━━━ Task inputs ━━━

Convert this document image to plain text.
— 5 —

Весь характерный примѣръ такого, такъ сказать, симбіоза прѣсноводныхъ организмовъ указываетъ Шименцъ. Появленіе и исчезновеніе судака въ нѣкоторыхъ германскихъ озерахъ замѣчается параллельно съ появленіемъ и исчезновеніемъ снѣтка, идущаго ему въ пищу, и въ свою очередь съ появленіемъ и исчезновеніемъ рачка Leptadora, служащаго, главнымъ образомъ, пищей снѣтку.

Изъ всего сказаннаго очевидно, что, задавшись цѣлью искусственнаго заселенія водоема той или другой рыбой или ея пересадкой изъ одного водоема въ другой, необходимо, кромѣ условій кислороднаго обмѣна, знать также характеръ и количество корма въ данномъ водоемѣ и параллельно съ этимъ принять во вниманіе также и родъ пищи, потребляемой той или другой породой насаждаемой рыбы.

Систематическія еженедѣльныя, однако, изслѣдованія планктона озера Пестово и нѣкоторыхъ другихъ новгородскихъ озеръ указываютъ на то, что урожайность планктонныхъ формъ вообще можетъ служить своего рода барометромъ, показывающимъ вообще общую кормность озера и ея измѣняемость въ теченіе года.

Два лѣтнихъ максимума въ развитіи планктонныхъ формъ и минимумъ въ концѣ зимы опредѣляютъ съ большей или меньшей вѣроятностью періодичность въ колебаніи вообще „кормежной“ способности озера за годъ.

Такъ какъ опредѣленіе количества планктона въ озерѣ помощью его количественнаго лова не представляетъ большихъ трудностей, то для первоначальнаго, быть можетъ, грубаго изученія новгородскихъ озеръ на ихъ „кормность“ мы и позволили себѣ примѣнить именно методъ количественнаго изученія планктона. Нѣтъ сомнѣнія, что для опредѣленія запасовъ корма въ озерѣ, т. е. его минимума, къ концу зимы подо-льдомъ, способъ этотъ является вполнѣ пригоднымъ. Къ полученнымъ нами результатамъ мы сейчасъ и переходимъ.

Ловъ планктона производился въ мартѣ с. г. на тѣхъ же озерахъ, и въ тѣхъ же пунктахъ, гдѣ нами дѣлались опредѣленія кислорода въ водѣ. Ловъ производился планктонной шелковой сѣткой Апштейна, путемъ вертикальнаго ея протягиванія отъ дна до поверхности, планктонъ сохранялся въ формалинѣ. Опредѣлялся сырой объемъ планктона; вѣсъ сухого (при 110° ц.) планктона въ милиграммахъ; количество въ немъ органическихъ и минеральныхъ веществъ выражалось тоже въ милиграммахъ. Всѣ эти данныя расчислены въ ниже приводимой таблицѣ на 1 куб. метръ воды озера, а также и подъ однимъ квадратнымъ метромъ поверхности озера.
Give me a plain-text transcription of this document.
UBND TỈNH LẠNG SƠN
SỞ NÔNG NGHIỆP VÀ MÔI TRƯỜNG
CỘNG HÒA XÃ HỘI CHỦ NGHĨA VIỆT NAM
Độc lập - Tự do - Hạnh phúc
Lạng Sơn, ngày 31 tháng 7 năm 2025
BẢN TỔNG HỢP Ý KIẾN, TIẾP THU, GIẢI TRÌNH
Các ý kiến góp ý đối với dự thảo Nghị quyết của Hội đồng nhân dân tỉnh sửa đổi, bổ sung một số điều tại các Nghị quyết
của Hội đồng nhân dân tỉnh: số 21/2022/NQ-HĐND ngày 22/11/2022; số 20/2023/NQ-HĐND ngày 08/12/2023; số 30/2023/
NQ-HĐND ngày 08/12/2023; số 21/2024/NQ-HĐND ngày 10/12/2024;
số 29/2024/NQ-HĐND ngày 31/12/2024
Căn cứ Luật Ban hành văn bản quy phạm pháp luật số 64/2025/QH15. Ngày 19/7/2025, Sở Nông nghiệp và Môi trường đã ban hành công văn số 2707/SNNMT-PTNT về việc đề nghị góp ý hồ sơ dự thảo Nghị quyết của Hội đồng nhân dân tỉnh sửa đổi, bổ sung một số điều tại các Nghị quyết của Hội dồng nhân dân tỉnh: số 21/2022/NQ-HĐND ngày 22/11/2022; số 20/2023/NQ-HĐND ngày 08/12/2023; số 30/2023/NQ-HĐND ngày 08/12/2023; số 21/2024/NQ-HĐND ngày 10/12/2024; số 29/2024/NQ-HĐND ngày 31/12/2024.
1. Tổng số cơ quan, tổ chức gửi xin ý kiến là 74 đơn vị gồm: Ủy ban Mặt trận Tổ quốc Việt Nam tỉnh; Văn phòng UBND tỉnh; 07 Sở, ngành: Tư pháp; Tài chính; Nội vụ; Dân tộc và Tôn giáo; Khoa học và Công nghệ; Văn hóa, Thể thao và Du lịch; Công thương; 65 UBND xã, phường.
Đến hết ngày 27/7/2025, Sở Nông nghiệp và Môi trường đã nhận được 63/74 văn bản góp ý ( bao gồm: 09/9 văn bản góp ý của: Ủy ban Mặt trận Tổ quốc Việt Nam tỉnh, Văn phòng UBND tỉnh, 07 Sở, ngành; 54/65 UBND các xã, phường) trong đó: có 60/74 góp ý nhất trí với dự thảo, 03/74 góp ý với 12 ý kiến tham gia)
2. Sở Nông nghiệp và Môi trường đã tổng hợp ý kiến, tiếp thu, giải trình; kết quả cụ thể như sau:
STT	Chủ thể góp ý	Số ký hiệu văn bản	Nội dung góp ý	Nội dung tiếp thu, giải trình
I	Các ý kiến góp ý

━━━

* _Work instructions_
Identify each line in the records above containing the word "this"; copy those lines.

* _Finished exercise_
Convert this document image to plain text.
Give me a plain-text transcription of this document.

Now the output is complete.